(The exercise):
Every record below is to be retyped exactly.

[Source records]
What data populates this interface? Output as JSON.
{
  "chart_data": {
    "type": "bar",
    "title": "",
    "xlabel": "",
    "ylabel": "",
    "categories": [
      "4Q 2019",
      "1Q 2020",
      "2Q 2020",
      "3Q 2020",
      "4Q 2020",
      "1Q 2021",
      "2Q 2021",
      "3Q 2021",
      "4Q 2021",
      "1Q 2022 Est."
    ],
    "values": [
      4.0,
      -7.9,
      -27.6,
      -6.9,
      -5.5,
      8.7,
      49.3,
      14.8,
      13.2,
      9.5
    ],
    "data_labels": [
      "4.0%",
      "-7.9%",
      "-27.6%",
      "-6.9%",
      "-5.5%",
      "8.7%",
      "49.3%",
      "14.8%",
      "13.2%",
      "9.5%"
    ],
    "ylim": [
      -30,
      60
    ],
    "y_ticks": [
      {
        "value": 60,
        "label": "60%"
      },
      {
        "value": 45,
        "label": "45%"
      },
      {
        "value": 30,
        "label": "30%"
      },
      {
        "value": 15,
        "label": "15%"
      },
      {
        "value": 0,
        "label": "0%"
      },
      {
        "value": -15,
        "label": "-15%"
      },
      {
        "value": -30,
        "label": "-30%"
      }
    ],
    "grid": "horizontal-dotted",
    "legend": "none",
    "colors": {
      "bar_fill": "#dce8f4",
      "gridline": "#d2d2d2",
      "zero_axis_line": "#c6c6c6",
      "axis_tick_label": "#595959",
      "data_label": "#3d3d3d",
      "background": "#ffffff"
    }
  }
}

(Result of the exercise):
What data populates this interface? Output as JSON.
{
  "chart_data": {
    "type": "bar",
    "title": "",
    "xlabel": "",
    "ylabel": "",
    "categories": [
      "4Q 2019",
      "1Q 2020",
      "2Q 2020",
      "3Q 2020",
      "4Q 2020",
      "1Q 2021",
      "2Q 2021",
      "3Q 2021",
      "4Q 2021",
      "1Q 2022 Est."
    ],
    "values": [
      4.0,
      -7.9,
      -27.6,
      -6.9,
      -5.5,
      8.7,
      49.3,
      14.8,
      13.2,
      9.5
    ],
    "data_labels": [
      "4.0%",
      "-7.9%",
      "-27.6%",
      "-6.9%",
      "-5.5%",
      "8.7%",
      "49.3%",
      "14.8%",
      "13.2%",
      "9.5%"
    ],
    "ylim": [
      -30,
      60
    ],
    "y_ticks": [
      {
        "value": 60,
        "label": "60%"
      },
      {
        "value": 45,
        "label": "45%"
      },
      {
        "value": 30,
        "label": "30%"
      },
      {
        "value": 15,
        "label": "15%"
      },
      {
        "value": 0,
        "label": "0%"
      },
      {
        "value": -15,
        "label": "-15%"
      },
      {
        "value": -30,
        "label": "-30%"
      }
    ],
    "grid": "horizontal-dotted",
    "legend": "none",
    "colors": {
      "bar_fill": "#dce8f4",
      "gridline": "#d2d2d2",
      "zero_axis_line": "#c6c6c6",
      "axis_tick_label": "#595959",
      "data_label": "#3d3d3d",
      "background": "#ffffff"
    }
  }
}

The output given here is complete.